- Set problem
Check each line of the listing for the string "name", count the lines that have it, and answer with that number only.

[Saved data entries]
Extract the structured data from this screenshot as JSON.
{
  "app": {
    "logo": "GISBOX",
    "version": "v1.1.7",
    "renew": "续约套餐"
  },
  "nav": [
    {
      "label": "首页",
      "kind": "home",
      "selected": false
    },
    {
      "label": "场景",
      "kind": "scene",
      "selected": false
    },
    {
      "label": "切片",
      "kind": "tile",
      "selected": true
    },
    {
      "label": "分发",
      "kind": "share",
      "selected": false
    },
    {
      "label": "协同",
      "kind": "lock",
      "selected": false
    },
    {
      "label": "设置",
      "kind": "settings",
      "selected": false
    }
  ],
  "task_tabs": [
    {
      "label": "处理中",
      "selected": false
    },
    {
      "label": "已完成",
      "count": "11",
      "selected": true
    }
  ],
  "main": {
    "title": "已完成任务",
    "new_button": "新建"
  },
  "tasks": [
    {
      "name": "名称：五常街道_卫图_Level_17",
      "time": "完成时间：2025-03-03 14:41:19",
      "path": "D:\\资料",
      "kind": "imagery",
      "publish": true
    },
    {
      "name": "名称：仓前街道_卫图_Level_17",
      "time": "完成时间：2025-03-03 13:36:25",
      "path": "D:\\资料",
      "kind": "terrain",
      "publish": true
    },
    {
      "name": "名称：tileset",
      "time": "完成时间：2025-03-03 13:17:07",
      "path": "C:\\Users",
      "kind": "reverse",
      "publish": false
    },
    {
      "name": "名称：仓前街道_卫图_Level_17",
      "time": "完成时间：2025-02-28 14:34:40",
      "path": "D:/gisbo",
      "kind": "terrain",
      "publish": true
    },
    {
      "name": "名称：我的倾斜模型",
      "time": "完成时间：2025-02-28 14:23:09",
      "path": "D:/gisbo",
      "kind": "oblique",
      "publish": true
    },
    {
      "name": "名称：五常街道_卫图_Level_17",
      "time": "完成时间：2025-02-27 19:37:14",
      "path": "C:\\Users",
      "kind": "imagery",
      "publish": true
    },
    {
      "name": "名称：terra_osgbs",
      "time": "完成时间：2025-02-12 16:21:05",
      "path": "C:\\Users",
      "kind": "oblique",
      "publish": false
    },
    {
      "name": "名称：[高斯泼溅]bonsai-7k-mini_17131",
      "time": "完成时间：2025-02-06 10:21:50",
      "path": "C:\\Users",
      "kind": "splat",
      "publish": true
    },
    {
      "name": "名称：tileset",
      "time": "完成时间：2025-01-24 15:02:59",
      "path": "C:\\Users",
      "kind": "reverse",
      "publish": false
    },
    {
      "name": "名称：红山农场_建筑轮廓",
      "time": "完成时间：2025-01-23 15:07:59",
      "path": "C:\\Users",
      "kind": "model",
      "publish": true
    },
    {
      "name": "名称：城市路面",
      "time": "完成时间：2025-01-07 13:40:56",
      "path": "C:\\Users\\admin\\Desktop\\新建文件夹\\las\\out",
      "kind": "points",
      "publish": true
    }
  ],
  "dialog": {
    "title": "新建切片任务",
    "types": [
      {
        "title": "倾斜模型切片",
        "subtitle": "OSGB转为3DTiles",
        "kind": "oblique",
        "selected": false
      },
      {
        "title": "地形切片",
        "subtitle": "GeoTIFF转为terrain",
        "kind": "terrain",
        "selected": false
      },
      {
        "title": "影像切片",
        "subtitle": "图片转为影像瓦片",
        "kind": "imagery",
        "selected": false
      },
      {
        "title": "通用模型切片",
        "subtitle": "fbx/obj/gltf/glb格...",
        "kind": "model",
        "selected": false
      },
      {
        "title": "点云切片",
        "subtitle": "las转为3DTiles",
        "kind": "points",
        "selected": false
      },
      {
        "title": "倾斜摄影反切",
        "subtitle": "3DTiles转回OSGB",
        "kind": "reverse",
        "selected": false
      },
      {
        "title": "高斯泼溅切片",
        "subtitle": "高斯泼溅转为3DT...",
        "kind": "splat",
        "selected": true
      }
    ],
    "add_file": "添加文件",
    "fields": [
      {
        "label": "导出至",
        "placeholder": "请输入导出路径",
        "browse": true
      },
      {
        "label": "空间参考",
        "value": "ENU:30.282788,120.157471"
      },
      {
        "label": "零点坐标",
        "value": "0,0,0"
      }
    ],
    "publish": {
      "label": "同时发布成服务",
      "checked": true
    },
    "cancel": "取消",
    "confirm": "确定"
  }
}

- Response
11